───── ITEMS

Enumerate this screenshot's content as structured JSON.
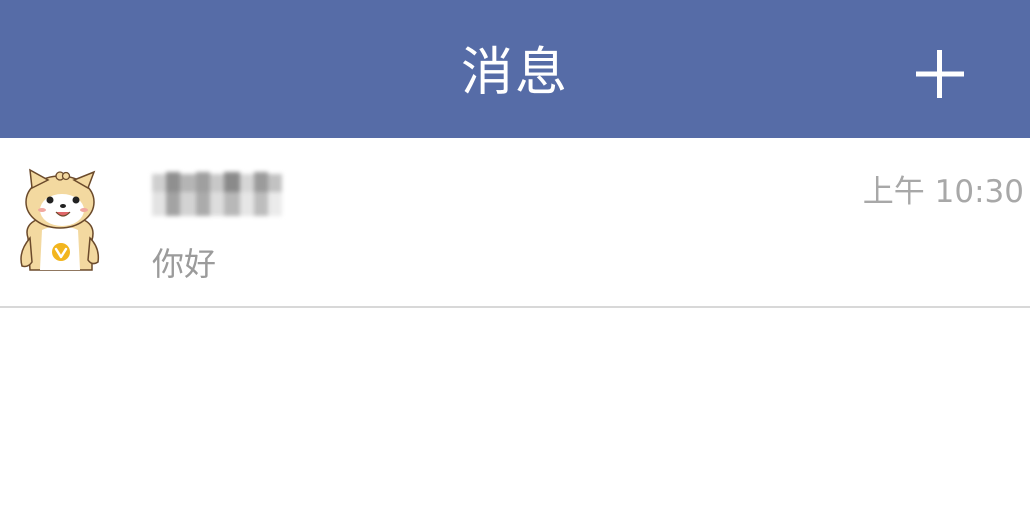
{
  "header": {
    "title": "消息",
    "add_icon": "plus-icon",
    "background": "#566ca7"
  },
  "conversations": [
    {
      "name": "",
      "name_obscured": true,
      "avatar": "cartoon-dog-avatar",
      "preview": "你好",
      "time": "上午 10:30"
    }
  ]
}
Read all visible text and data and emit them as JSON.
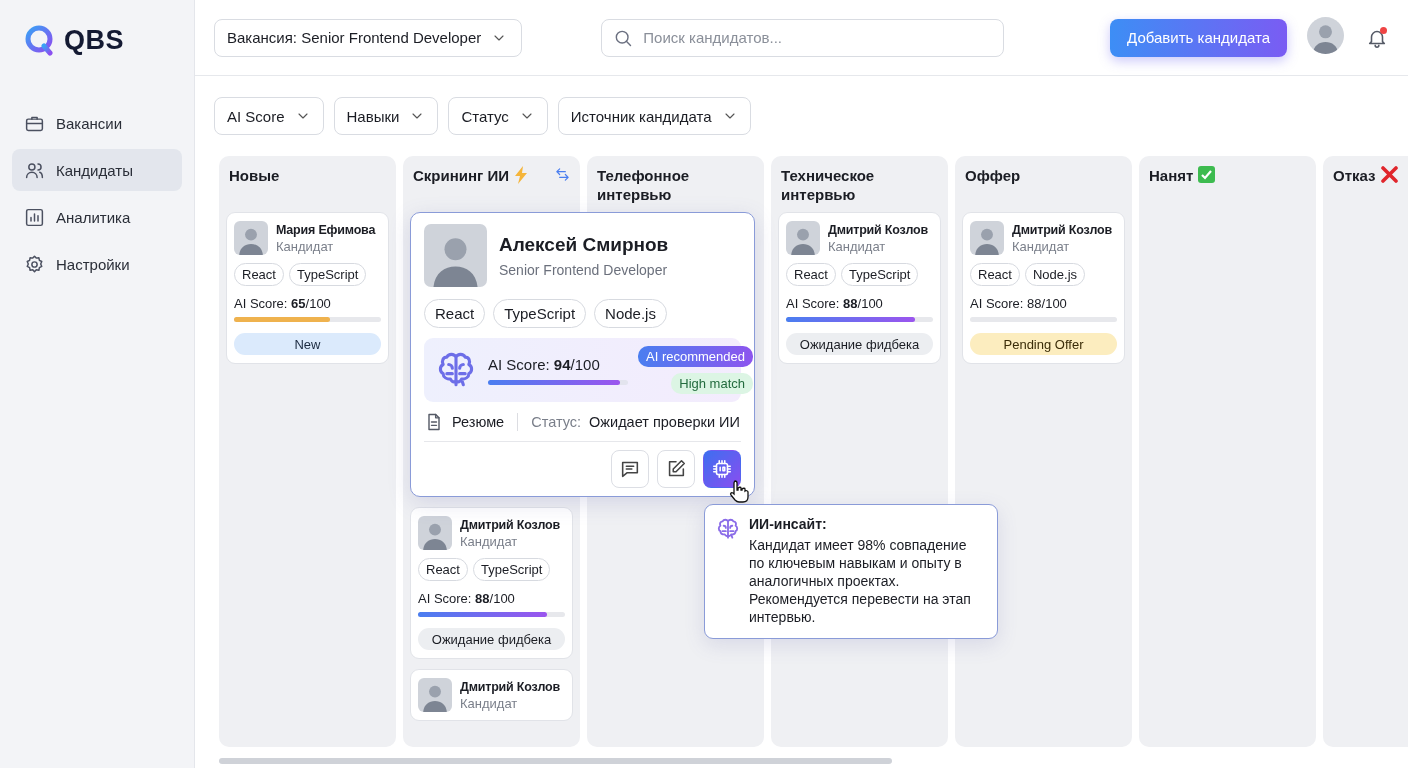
{
  "sidebar": {
    "logo": "QBS",
    "items": [
      {
        "label": "Вакансии",
        "selected": false
      },
      {
        "label": "Кандидаты",
        "selected": true
      },
      {
        "label": "Аналитика",
        "selected": false
      },
      {
        "label": "Настройки",
        "selected": false
      }
    ]
  },
  "topbar": {
    "vacancy_select": "Вакансия: Senior Frontend Developer",
    "search": {
      "placeholder": "Поиск кандидатов..."
    },
    "add_button": "Добавить кандидата",
    "has_notification": true
  },
  "filters": [
    "AI Score",
    "Навыки",
    "Статус",
    "Источник кандидата"
  ],
  "columns": [
    {
      "title": "Новые",
      "cards": [
        {
          "kind": "compact",
          "name": "Мария Ефимова",
          "role": "Кандидат",
          "tags": [
            "React",
            "TypeScript"
          ],
          "score": "AI Score: **65**/100",
          "level": 0.65,
          "status": {
            "label": "New",
            "kind": "new"
          }
        }
      ]
    },
    {
      "title": "Скрининг ИИ",
      "cards": [
        {
          "kind": "expanded",
          "name": "Алексей Смирнов",
          "role": "Senior Frontend Developer",
          "tags": [
            "React",
            "TypeScript",
            "Node.js"
          ],
          "score": "AI Score: **94**/100",
          "level": 0.94,
          "badges": [
            "AI recommended",
            "High match"
          ],
          "resume": "Резюме",
          "status_label": "Статус:",
          "status_value": "Ожидает проверки ИИ",
          "actions": [
            {
              "active": false
            },
            {
              "active": false
            },
            {
              "active": true
            }
          ]
        },
        {
          "kind": "compact",
          "name": "Дмитрий Козлов",
          "role": "Кандидат",
          "tags": [
            "React",
            "TypeScript"
          ],
          "score": "AI Score: **88**/100",
          "level": 0.88,
          "status": {
            "label": "Ожидание фидбека",
            "kind": "waiting"
          }
        },
        {
          "kind": "compact",
          "name": "Дмитрий Козлов",
          "role": "Кандидат"
        }
      ]
    },
    {
      "title": "Телефонное интервью"
    },
    {
      "title": "Техническое интервью",
      "cards": [
        {
          "kind": "compact",
          "name": "Дмитрий Козлов",
          "role": "Кандидат",
          "tags": [
            "React",
            "TypeScript"
          ],
          "score": "AI Score: **88**/100",
          "level": 0.88,
          "status": {
            "label": "Ожидание фидбека",
            "kind": "waiting"
          }
        }
      ]
    },
    {
      "title": "Оффер",
      "cards": [
        {
          "kind": "compact",
          "name": "Дмитрий Козлов",
          "role": "Кандидат",
          "tags": [
            "React",
            "Node.js"
          ],
          "score": "AI Score: 88/100",
          "status": {
            "label": "Pending Offer",
            "kind": "pending"
          }
        }
      ]
    },
    {
      "title": "Нанят"
    },
    {
      "title": "Отказ"
    }
  ],
  "insight": {
    "title": "ИИ-инсайт:",
    "text": "Кандидат имеет 98% совпадение по ключевым навыкам и опыту в аналогичных проектах. Рекомендуется перевести на этап интервью."
  }
}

──────────

→ WHAT IS BEING ASKED
Leave the pictures out and print the records above exactly as they stand.

→ OUTPUT FOR THIS EXERCISE
Enumerate this screenshot's content as structured JSON.
{
  "header": {
    "title": "消息",
    "add_icon": "plus-icon",
    "background": "#566ca7"
  },
  "conversations": [
    {
      "name": "",
      "name_obscured": true,
      "avatar": "cartoon-dog-avatar",
      "preview": "你好",
      "time": "上午 10:30"
    }
  ]
}
Read all visible text and data and emit them as JSON.
{
  "sidebar": {
    "logo": "QBS",
    "items": [
      {
        "label": "Вакансии",
        "selected": false
      },
      {
        "label": "Кандидаты",
        "selected": true
      },
      {
        "label": "Аналитика",
        "selected": false
      },
      {
        "label": "Настройки",
        "selected": false
      }
    ]
  },
  "topbar": {
    "vacancy_select": "Вакансия: Senior Frontend Developer",
    "search": {
      "placeholder": "Поиск кандидатов..."
    },
    "add_button": "Добавить кандидата",
    "has_notification": true
  },
  "filters": [
    "AI Score",
    "Навыки",
    "Статус",
    "Источник кандидата"
  ],
  "columns": [
    {
      "title": "Новые",
      "cards": [
        {
          "kind": "compact",
          "name": "Мария Ефимова",
          "role": "Кандидат",
          "tags": [
            "React",
            "TypeScript"
          ],
          "score": "AI Score: **65**/100",
          "level": 0.65,
          "status": {
            "label": "New",
            "kind": "new"
          }
        }
      ]
    },
    {
      "title": "Скрининг ИИ",
      "cards": [
        {
          "kind": "expanded",
          "name": "Алексей Смирнов",
          "role": "Senior Frontend Developer",
          "tags": [
            "React",
            "TypeScript",
            "Node.js"
          ],
          "score": "AI Score: **94**/100",
          "level": 0.94,
          "badges": [
            "AI recommended",
            "High match"
          ],
          "resume": "Резюме",
          "status_label": "Статус:",
          "status_value": "Ожидает проверки ИИ",
          "actions": [
            {
              "active": false
            },
            {
              "active": false
            },
            {
              "active": true
            }
          ]
        },
        {
          "kind": "compact",
          "name": "Дмитрий Козлов",
          "role": "Кандидат",
          "tags": [
            "React",
            "TypeScript"
          ],
          "score": "AI Score: **88**/100",
          "level": 0.88,
          "status": {
            "label": "Ожидание фидбека",
            "kind": "waiting"
          }
        },
        {
          "kind": "compact",
          "name": "Дмитрий Козлов",
          "role": "Кандидат"
        }
      ]
    },
    {
      "title": "Телефонное интервью"
    },
    {
      "title": "Техническое интервью",
      "cards": [
        {
          "kind": "compact",
          "name": "Дмитрий Козлов",
          "role": "Кандидат",
          "tags": [
            "React",
            "TypeScript"
          ],
          "score": "AI Score: **88**/100",
          "level": 0.88,
          "status": {
            "label": "Ожидание фидбека",
            "kind": "waiting"
          }
        }
      ]
    },
    {
      "title": "Оффер",
      "cards": [
        {
          "kind": "compact",
          "name": "Дмитрий Козлов",
          "role": "Кандидат",
          "tags": [
            "React",
            "Node.js"
          ],
          "score": "AI Score: 88/100",
          "status": {
            "label": "Pending Offer",
            "kind": "pending"
          }
        }
      ]
    },
    {
      "title": "Нанят"
    },
    {
      "title": "Отказ"
    }
  ],
  "insight": {
    "title": "ИИ-инсайт:",
    "text": "Кандидат имеет 98% совпадение по ключевым навыкам и опыту в аналогичных проектах. Рекомендуется перевести на этап интервью."
  }
}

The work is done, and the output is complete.